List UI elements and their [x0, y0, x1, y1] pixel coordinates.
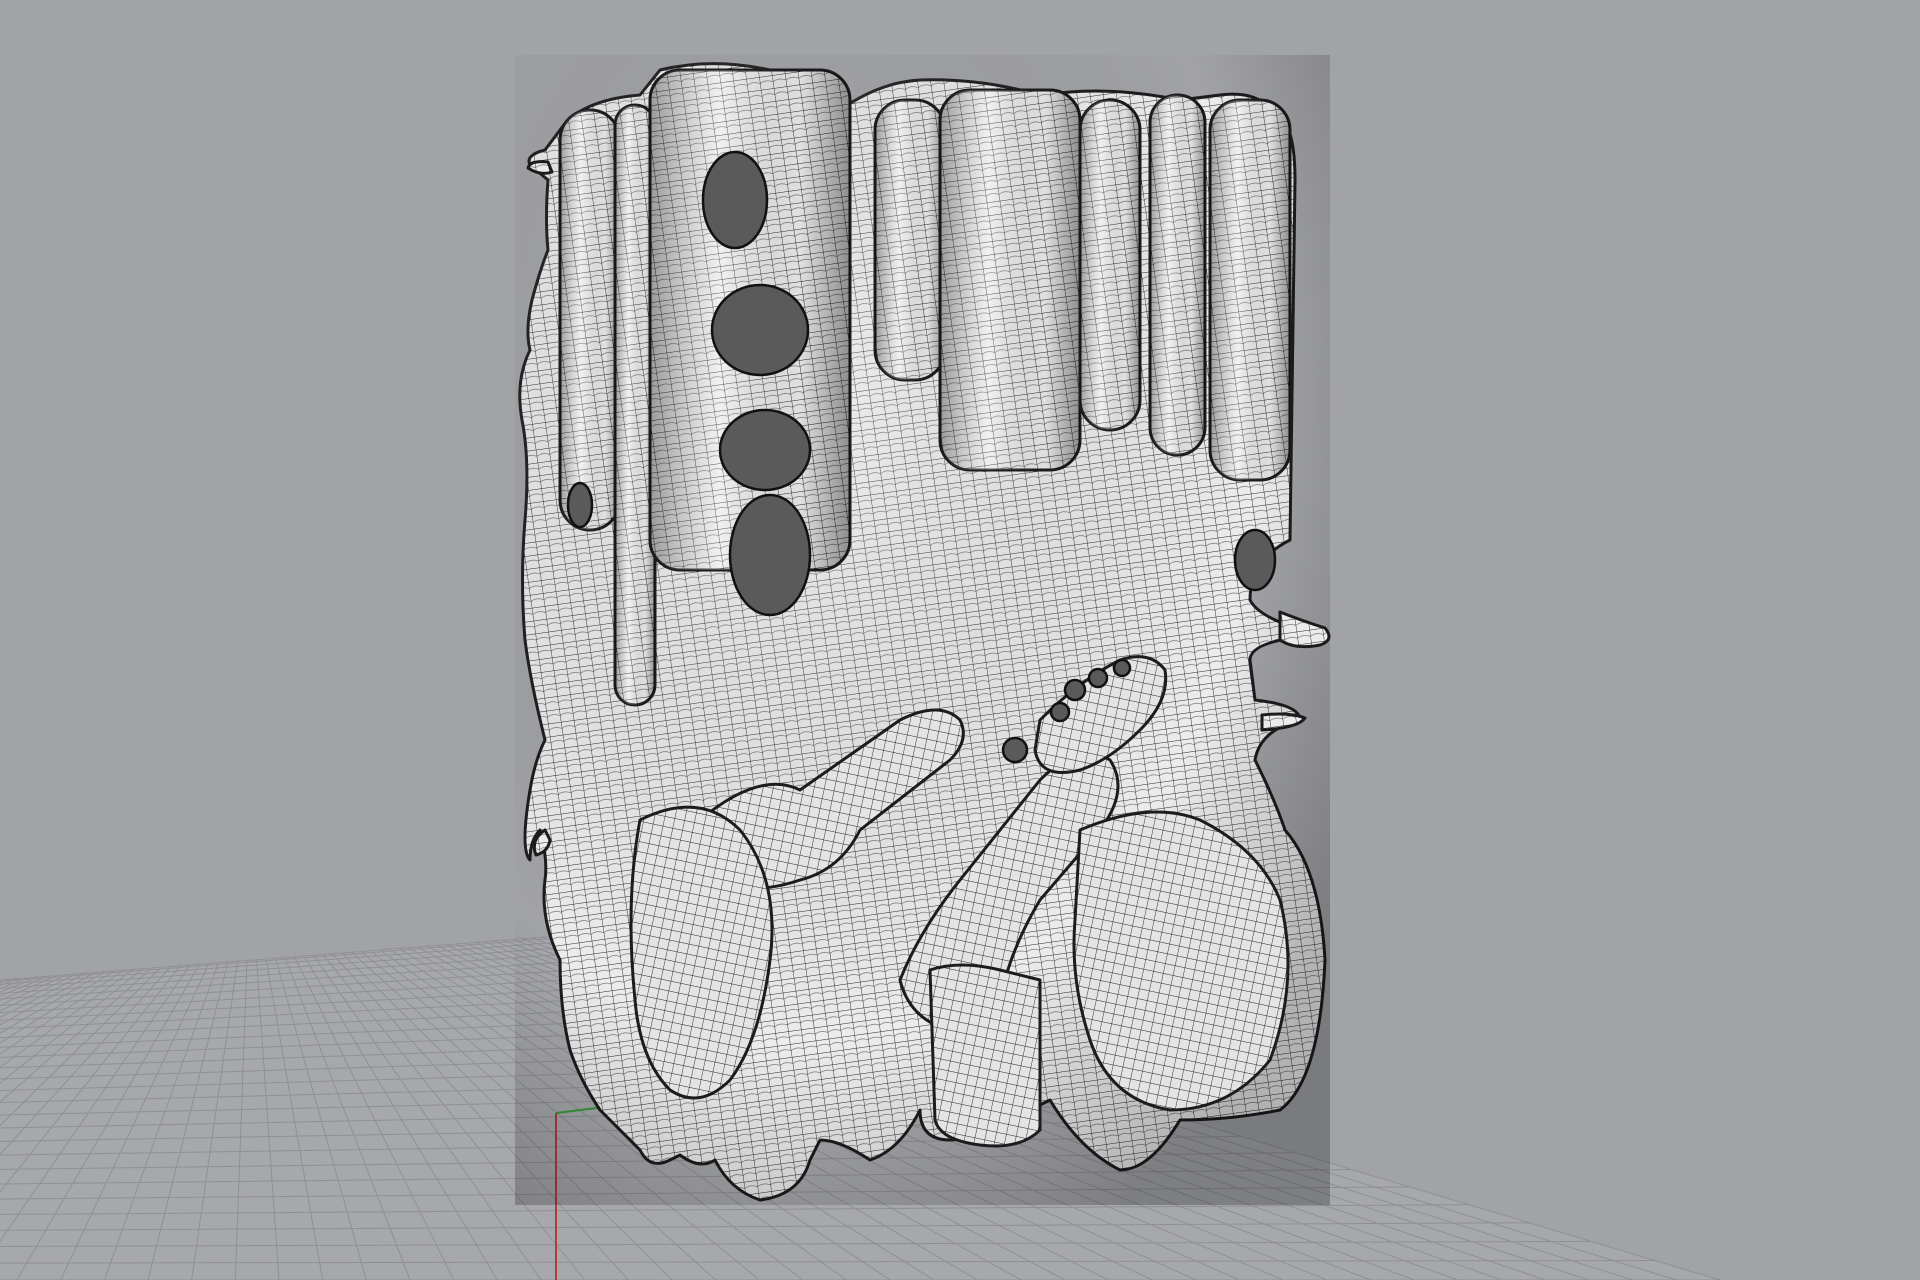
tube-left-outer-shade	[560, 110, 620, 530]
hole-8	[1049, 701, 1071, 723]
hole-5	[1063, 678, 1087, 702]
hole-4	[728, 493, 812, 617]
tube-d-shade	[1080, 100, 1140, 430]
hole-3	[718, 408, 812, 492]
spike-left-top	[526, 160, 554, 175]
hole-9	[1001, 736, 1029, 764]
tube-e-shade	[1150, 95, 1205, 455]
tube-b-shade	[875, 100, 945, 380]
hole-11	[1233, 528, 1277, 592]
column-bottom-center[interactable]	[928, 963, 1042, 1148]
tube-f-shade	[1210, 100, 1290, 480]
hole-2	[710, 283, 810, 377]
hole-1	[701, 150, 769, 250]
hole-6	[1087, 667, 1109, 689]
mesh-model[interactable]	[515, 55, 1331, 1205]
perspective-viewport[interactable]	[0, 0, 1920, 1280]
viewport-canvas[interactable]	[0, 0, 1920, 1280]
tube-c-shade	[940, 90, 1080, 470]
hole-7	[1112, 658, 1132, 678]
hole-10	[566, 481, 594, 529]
════════════════════
■ **Work to complete**
Transcribe the records above line for line, leaving out the picture.

■ **Result of the task**
List UI elements and their [x0, y0, x1, y1] pixel coordinates.
tube-left-outer-shade	[560, 110, 620, 530]
hole-8	[1049, 701, 1071, 723]
hole-5	[1063, 678, 1087, 702]
hole-4	[728, 493, 812, 617]
tube-d-shade	[1080, 100, 1140, 430]
hole-3	[718, 408, 812, 492]
spike-left-top	[526, 160, 554, 175]
hole-9	[1001, 736, 1029, 764]
tube-e-shade	[1150, 95, 1205, 455]
tube-b-shade	[875, 100, 945, 380]
hole-11	[1233, 528, 1277, 592]
column-bottom-center[interactable]	[928, 963, 1042, 1148]
tube-f-shade	[1210, 100, 1290, 480]
hole-2	[710, 283, 810, 377]
hole-1	[701, 150, 769, 250]
hole-6	[1087, 667, 1109, 689]
mesh-model[interactable]	[515, 55, 1331, 1205]
perspective-viewport[interactable]	[0, 0, 1920, 1280]
viewport-canvas[interactable]	[0, 0, 1920, 1280]
tube-c-shade	[940, 90, 1080, 470]
hole-7	[1112, 658, 1132, 678]
hole-10	[566, 481, 594, 529]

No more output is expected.